## EXERCISE REQUIREMENTS
All of the data must be written out verbatim, with pictures excluded.

## Data tied to figure images
* * * *

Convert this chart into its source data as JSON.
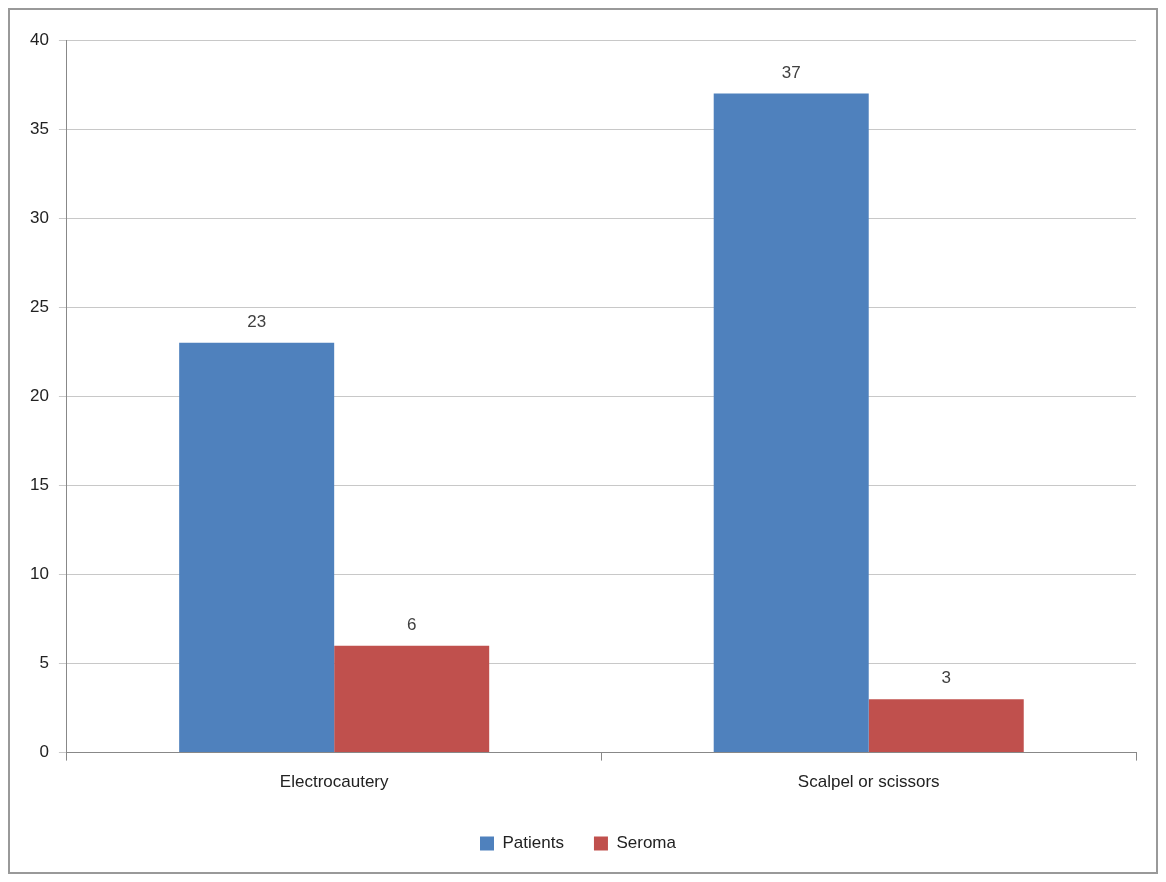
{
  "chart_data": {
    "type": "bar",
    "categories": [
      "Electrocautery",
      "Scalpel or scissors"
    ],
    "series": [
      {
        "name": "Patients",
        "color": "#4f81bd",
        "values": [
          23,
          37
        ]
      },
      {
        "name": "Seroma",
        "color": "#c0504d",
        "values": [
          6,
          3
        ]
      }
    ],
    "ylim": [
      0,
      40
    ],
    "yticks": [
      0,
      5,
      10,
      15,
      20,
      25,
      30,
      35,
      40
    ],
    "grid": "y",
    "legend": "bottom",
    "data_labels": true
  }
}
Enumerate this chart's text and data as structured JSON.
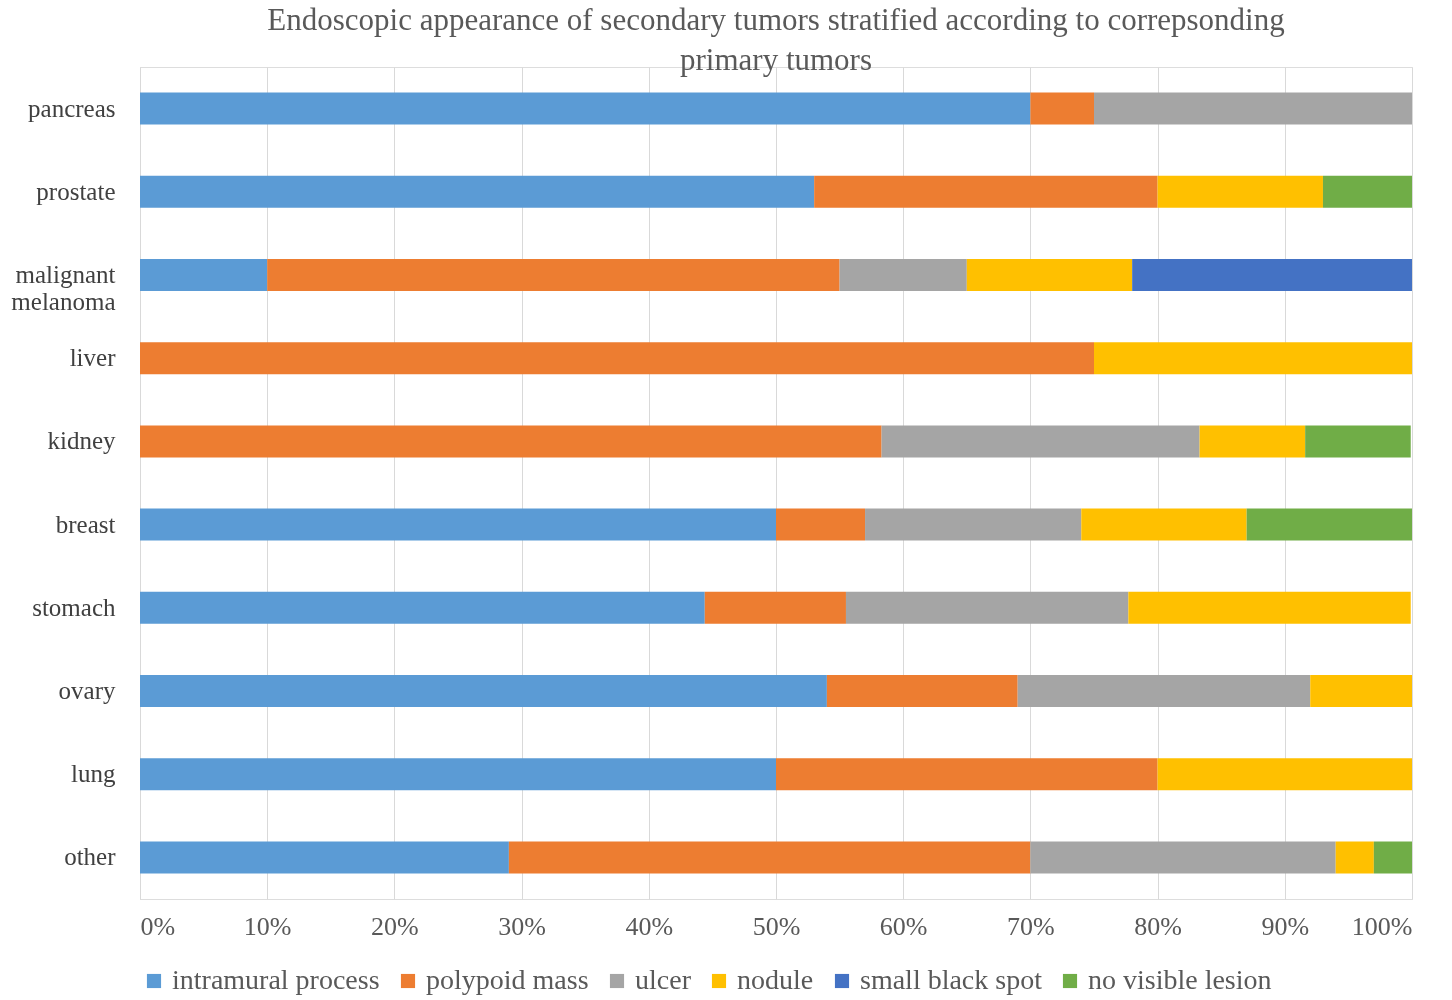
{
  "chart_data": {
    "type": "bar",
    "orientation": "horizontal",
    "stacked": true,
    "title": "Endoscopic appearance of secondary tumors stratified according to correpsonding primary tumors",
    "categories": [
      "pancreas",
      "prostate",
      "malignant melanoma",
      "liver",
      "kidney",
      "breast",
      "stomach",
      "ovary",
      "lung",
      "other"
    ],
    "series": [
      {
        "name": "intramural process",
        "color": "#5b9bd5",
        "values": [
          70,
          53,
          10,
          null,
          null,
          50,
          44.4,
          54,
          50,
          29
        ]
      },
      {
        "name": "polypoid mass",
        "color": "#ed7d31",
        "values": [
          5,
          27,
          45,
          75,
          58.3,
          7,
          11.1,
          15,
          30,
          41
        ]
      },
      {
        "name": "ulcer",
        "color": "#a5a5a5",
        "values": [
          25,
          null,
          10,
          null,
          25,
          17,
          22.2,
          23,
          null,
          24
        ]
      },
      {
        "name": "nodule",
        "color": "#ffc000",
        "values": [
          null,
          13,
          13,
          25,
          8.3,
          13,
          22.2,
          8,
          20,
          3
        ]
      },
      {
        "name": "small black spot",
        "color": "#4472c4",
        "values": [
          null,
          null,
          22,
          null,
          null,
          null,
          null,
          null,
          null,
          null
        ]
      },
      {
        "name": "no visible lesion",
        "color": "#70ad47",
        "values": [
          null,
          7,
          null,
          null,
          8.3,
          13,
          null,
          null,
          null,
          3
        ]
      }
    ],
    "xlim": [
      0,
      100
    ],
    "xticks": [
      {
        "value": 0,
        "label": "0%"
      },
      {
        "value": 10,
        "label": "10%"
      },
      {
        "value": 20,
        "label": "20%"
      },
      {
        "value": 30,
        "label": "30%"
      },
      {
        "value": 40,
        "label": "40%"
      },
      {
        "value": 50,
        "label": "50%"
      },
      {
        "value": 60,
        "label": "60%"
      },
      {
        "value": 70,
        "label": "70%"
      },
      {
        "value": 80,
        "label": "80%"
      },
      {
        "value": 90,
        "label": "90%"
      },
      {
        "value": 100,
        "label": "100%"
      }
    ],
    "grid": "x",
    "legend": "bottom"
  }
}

* * * *

## ANSWER SECTION
Convert this chart into its source data as JSON.
{
  "chart_data": {
    "type": "bar",
    "categories": [
      "Electrocautery",
      "Scalpel or scissors"
    ],
    "series": [
      {
        "name": "Patients",
        "color": "#4f81bd",
        "values": [
          23,
          37
        ]
      },
      {
        "name": "Seroma",
        "color": "#c0504d",
        "values": [
          6,
          3
        ]
      }
    ],
    "ylim": [
      0,
      40
    ],
    "yticks": [
      0,
      5,
      10,
      15,
      20,
      25,
      30,
      35,
      40
    ],
    "grid": "y",
    "legend": "bottom",
    "data_labels": true
  }
}
Enumerate this chart's text and data as structured JSON.
{
  "chart_data": {
    "type": "bar",
    "orientation": "horizontal",
    "stacked": true,
    "title": "Endoscopic appearance of secondary tumors stratified according to correpsonding primary tumors",
    "categories": [
      "pancreas",
      "prostate",
      "malignant melanoma",
      "liver",
      "kidney",
      "breast",
      "stomach",
      "ovary",
      "lung",
      "other"
    ],
    "series": [
      {
        "name": "intramural process",
        "color": "#5b9bd5",
        "values": [
          70,
          53,
          10,
          null,
          null,
          50,
          44.4,
          54,
          50,
          29
        ]
      },
      {
        "name": "polypoid mass",
        "color": "#ed7d31",
        "values": [
          5,
          27,
          45,
          75,
          58.3,
          7,
          11.1,
          15,
          30,
          41
        ]
      },
      {
        "name": "ulcer",
        "color": "#a5a5a5",
        "values": [
          25,
          null,
          10,
          null,
          25,
          17,
          22.2,
          23,
          null,
          24
        ]
      },
      {
        "name": "nodule",
        "color": "#ffc000",
        "values": [
          null,
          13,
          13,
          25,
          8.3,
          13,
          22.2,
          8,
          20,
          3
        ]
      },
      {
        "name": "small black spot",
        "color": "#4472c4",
        "values": [
          null,
          null,
          22,
          null,
          null,
          null,
          null,
          null,
          null,
          null
        ]
      },
      {
        "name": "no visible lesion",
        "color": "#70ad47",
        "values": [
          null,
          7,
          null,
          null,
          8.3,
          13,
          null,
          null,
          null,
          3
        ]
      }
    ],
    "xlim": [
      0,
      100
    ],
    "xticks": [
      {
        "value": 0,
        "label": "0%"
      },
      {
        "value": 10,
        "label": "10%"
      },
      {
        "value": 20,
        "label": "20%"
      },
      {
        "value": 30,
        "label": "30%"
      },
      {
        "value": 40,
        "label": "40%"
      },
      {
        "value": 50,
        "label": "50%"
      },
      {
        "value": 60,
        "label": "60%"
      },
      {
        "value": 70,
        "label": "70%"
      },
      {
        "value": 80,
        "label": "80%"
      },
      {
        "value": 90,
        "label": "90%"
      },
      {
        "value": 100,
        "label": "100%"
      }
    ],
    "grid": "x",
    "legend": "bottom"
  }
}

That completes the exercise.